Would it be possible to write out each entry below exactly, without the pictures?

────────────────────

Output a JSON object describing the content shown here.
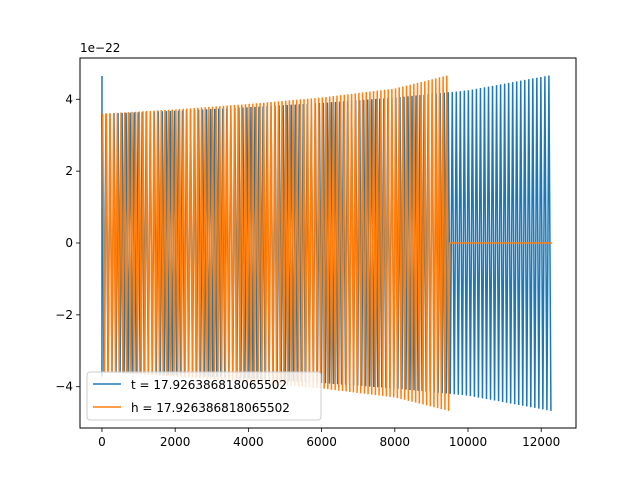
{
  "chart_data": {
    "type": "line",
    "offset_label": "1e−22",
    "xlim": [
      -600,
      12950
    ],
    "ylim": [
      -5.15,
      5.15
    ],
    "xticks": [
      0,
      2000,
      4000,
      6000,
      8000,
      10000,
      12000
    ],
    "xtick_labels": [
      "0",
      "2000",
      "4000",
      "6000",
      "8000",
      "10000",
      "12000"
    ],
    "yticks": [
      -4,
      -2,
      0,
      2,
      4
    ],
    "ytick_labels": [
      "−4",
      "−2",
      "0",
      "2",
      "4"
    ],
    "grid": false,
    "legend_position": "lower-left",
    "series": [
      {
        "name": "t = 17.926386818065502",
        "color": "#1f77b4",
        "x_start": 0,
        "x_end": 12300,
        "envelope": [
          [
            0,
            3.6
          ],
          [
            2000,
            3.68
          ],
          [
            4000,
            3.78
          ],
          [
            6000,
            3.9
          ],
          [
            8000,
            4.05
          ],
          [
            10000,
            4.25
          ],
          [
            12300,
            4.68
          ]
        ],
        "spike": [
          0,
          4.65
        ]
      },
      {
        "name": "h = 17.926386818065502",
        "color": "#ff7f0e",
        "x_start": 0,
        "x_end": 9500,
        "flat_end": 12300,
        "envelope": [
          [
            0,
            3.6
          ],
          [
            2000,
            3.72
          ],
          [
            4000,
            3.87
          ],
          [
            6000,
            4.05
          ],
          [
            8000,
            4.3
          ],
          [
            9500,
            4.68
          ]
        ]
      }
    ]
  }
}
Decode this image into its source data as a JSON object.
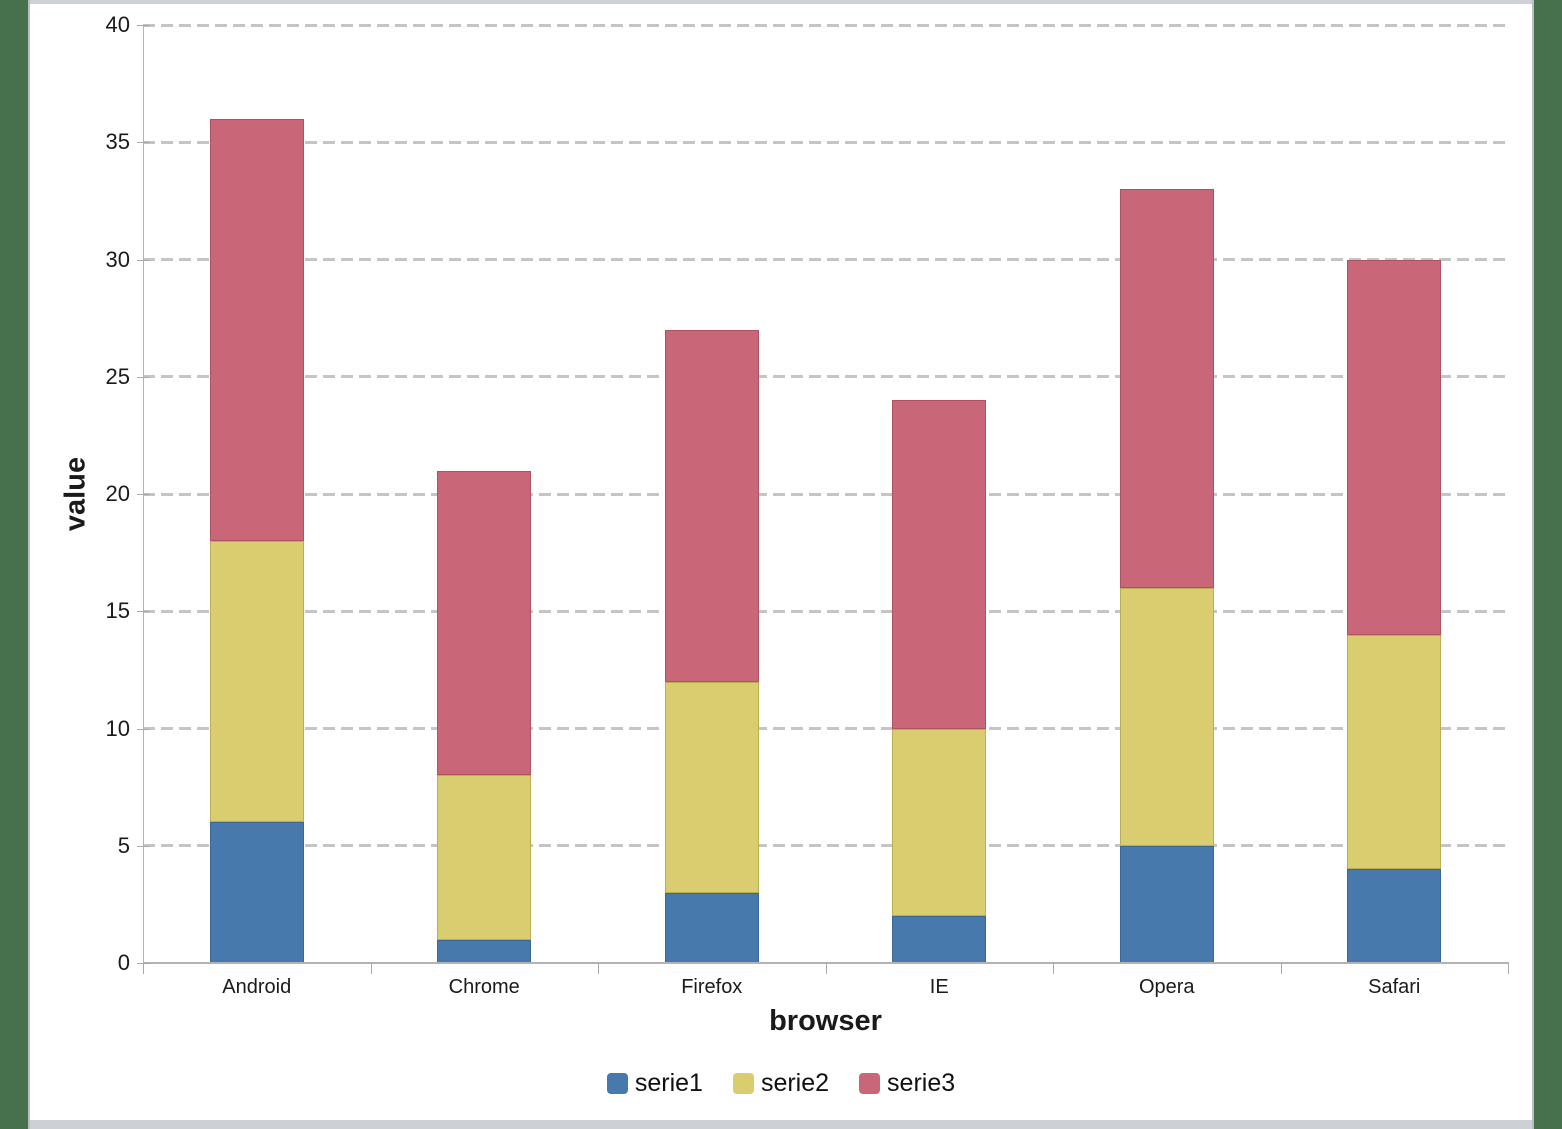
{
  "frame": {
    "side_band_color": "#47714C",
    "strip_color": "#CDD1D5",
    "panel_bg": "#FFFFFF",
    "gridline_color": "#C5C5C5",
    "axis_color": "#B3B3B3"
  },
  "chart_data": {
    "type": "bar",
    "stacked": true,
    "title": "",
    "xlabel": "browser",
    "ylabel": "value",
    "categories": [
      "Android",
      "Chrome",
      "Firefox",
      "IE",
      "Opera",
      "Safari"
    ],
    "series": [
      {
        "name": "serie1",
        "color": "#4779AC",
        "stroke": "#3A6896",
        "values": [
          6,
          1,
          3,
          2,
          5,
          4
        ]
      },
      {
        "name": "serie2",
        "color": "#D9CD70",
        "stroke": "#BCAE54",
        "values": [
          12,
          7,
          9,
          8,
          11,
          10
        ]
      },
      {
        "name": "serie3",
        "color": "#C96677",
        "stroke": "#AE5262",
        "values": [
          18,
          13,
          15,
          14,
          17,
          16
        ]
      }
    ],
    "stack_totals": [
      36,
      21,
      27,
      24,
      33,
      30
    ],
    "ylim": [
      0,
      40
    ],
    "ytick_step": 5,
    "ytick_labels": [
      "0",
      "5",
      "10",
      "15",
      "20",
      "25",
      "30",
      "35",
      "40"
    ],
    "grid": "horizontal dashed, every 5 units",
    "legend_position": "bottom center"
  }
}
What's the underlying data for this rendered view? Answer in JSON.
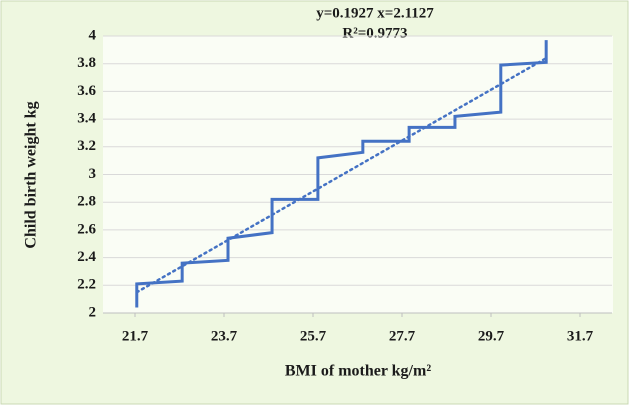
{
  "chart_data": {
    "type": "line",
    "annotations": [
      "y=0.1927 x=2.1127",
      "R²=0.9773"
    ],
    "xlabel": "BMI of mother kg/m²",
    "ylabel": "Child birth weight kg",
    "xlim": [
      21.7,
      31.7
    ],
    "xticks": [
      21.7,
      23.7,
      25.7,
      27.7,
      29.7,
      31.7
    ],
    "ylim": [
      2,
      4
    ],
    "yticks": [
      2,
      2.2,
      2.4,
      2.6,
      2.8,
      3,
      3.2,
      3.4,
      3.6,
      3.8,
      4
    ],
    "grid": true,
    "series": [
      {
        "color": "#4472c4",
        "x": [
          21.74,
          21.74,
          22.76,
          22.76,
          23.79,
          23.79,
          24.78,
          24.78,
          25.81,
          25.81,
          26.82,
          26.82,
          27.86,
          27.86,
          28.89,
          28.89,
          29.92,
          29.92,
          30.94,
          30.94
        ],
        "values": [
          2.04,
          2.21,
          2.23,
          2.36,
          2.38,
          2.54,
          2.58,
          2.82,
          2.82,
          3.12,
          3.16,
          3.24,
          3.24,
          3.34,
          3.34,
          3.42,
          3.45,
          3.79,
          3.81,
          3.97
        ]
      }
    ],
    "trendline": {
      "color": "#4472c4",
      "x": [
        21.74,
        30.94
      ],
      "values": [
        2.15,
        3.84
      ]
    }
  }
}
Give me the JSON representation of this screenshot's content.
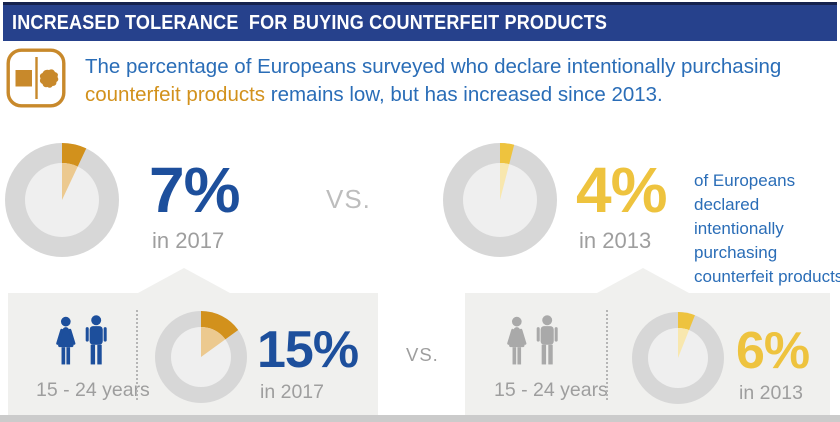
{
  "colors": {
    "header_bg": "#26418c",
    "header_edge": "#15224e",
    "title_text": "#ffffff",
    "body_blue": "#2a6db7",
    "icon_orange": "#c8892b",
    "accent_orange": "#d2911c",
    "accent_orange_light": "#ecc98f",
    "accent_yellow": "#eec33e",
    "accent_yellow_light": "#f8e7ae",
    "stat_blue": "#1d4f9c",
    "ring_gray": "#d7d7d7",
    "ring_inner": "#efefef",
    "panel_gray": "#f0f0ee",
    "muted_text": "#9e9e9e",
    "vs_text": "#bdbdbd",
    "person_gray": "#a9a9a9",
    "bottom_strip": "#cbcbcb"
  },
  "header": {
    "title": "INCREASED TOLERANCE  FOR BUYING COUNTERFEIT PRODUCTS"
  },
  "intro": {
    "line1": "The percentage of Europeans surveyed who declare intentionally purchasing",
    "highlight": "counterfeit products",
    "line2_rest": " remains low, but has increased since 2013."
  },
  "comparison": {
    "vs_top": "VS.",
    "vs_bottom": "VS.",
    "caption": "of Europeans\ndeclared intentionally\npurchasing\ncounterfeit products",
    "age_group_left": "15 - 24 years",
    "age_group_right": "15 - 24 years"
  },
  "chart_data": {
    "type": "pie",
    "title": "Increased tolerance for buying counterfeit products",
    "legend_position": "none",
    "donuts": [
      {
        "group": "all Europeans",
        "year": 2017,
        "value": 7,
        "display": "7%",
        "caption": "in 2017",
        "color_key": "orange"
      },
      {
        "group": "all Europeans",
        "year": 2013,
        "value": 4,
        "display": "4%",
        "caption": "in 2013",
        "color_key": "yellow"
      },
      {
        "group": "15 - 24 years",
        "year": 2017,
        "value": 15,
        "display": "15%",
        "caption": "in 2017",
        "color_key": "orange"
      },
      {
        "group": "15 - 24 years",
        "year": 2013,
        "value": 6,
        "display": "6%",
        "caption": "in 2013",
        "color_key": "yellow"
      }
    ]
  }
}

────────────────────

EXERCISE RESPONSE
Output a JSON object describing the content shown here.
{
  "chart_data": {
    "type": "line",
    "offset_label": "1e−22",
    "xlim": [
      -600,
      12950
    ],
    "ylim": [
      -5.15,
      5.15
    ],
    "xticks": [
      0,
      2000,
      4000,
      6000,
      8000,
      10000,
      12000
    ],
    "xtick_labels": [
      "0",
      "2000",
      "4000",
      "6000",
      "8000",
      "10000",
      "12000"
    ],
    "yticks": [
      -4,
      -2,
      0,
      2,
      4
    ],
    "ytick_labels": [
      "−4",
      "−2",
      "0",
      "2",
      "4"
    ],
    "grid": false,
    "legend_position": "lower-left",
    "series": [
      {
        "name": "t = 17.926386818065502",
        "color": "#1f77b4",
        "x_start": 0,
        "x_end": 12300,
        "envelope": [
          [
            0,
            3.6
          ],
          [
            2000,
            3.68
          ],
          [
            4000,
            3.78
          ],
          [
            6000,
            3.9
          ],
          [
            8000,
            4.05
          ],
          [
            10000,
            4.25
          ],
          [
            12300,
            4.68
          ]
        ],
        "spike": [
          0,
          4.65
        ]
      },
      {
        "name": "h = 17.926386818065502",
        "color": "#ff7f0e",
        "x_start": 0,
        "x_end": 9500,
        "flat_end": 12300,
        "envelope": [
          [
            0,
            3.6
          ],
          [
            2000,
            3.72
          ],
          [
            4000,
            3.87
          ],
          [
            6000,
            4.05
          ],
          [
            8000,
            4.3
          ],
          [
            9500,
            4.68
          ]
        ]
      }
    ]
  }
}
Decode this image into its source data as a JSON object.
{
  "frame": {
    "side_band_color": "#47714C",
    "strip_color": "#CDD1D5",
    "panel_bg": "#FFFFFF",
    "gridline_color": "#C5C5C5",
    "axis_color": "#B3B3B3"
  },
  "chart_data": {
    "type": "bar",
    "stacked": true,
    "title": "",
    "xlabel": "browser",
    "ylabel": "value",
    "categories": [
      "Android",
      "Chrome",
      "Firefox",
      "IE",
      "Opera",
      "Safari"
    ],
    "series": [
      {
        "name": "serie1",
        "color": "#4779AC",
        "stroke": "#3A6896",
        "values": [
          6,
          1,
          3,
          2,
          5,
          4
        ]
      },
      {
        "name": "serie2",
        "color": "#D9CD70",
        "stroke": "#BCAE54",
        "values": [
          12,
          7,
          9,
          8,
          11,
          10
        ]
      },
      {
        "name": "serie3",
        "color": "#C96677",
        "stroke": "#AE5262",
        "values": [
          18,
          13,
          15,
          14,
          17,
          16
        ]
      }
    ],
    "stack_totals": [
      36,
      21,
      27,
      24,
      33,
      30
    ],
    "ylim": [
      0,
      40
    ],
    "ytick_step": 5,
    "ytick_labels": [
      "0",
      "5",
      "10",
      "15",
      "20",
      "25",
      "30",
      "35",
      "40"
    ],
    "grid": "horizontal dashed, every 5 units",
    "legend_position": "bottom center"
  }
}
What's the underlying data for this rendered view? Answer in JSON.
{
  "chart_data": {
    "type": "line",
    "annotations": [
      "y=0.1927 x=2.1127",
      "R²=0.9773"
    ],
    "xlabel": "BMI of mother kg/m²",
    "ylabel": "Child birth weight kg",
    "xlim": [
      21.7,
      31.7
    ],
    "xticks": [
      21.7,
      23.7,
      25.7,
      27.7,
      29.7,
      31.7
    ],
    "ylim": [
      2,
      4
    ],
    "yticks": [
      2,
      2.2,
      2.4,
      2.6,
      2.8,
      3,
      3.2,
      3.4,
      3.6,
      3.8,
      4
    ],
    "grid": true,
    "series": [
      {
        "color": "#4472c4",
        "x": [
          21.74,
          21.74,
          22.76,
          22.76,
          23.79,
          23.79,
          24.78,
          24.78,
          25.81,
          25.81,
          26.82,
          26.82,
          27.86,
          27.86,
          28.89,
          28.89,
          29.92,
          29.92,
          30.94,
          30.94
        ],
        "values": [
          2.04,
          2.21,
          2.23,
          2.36,
          2.38,
          2.54,
          2.58,
          2.82,
          2.82,
          3.12,
          3.16,
          3.24,
          3.24,
          3.34,
          3.34,
          3.42,
          3.45,
          3.79,
          3.81,
          3.97
        ]
      }
    ],
    "trendline": {
      "color": "#4472c4",
      "x": [
        21.74,
        30.94
      ],
      "values": [
        2.15,
        3.84
      ]
    }
  }
}
Give me the JSON representation of this screenshot's content.
{
  "colors": {
    "header_bg": "#26418c",
    "header_edge": "#15224e",
    "title_text": "#ffffff",
    "body_blue": "#2a6db7",
    "icon_orange": "#c8892b",
    "accent_orange": "#d2911c",
    "accent_orange_light": "#ecc98f",
    "accent_yellow": "#eec33e",
    "accent_yellow_light": "#f8e7ae",
    "stat_blue": "#1d4f9c",
    "ring_gray": "#d7d7d7",
    "ring_inner": "#efefef",
    "panel_gray": "#f0f0ee",
    "muted_text": "#9e9e9e",
    "vs_text": "#bdbdbd",
    "person_gray": "#a9a9a9",
    "bottom_strip": "#cbcbcb"
  },
  "header": {
    "title": "INCREASED TOLERANCE  FOR BUYING COUNTERFEIT PRODUCTS"
  },
  "intro": {
    "line1": "The percentage of Europeans surveyed who declare intentionally purchasing",
    "highlight": "counterfeit products",
    "line2_rest": " remains low, but has increased since 2013."
  },
  "comparison": {
    "vs_top": "VS.",
    "vs_bottom": "VS.",
    "caption": "of Europeans\ndeclared intentionally\npurchasing\ncounterfeit products",
    "age_group_left": "15 - 24 years",
    "age_group_right": "15 - 24 years"
  },
  "chart_data": {
    "type": "pie",
    "title": "Increased tolerance for buying counterfeit products",
    "legend_position": "none",
    "donuts": [
      {
        "group": "all Europeans",
        "year": 2017,
        "value": 7,
        "display": "7%",
        "caption": "in 2017",
        "color_key": "orange"
      },
      {
        "group": "all Europeans",
        "year": 2013,
        "value": 4,
        "display": "4%",
        "caption": "in 2013",
        "color_key": "yellow"
      },
      {
        "group": "15 - 24 years",
        "year": 2017,
        "value": 15,
        "display": "15%",
        "caption": "in 2017",
        "color_key": "orange"
      },
      {
        "group": "15 - 24 years",
        "year": 2013,
        "value": 6,
        "display": "6%",
        "caption": "in 2013",
        "color_key": "yellow"
      }
    ]
  }
}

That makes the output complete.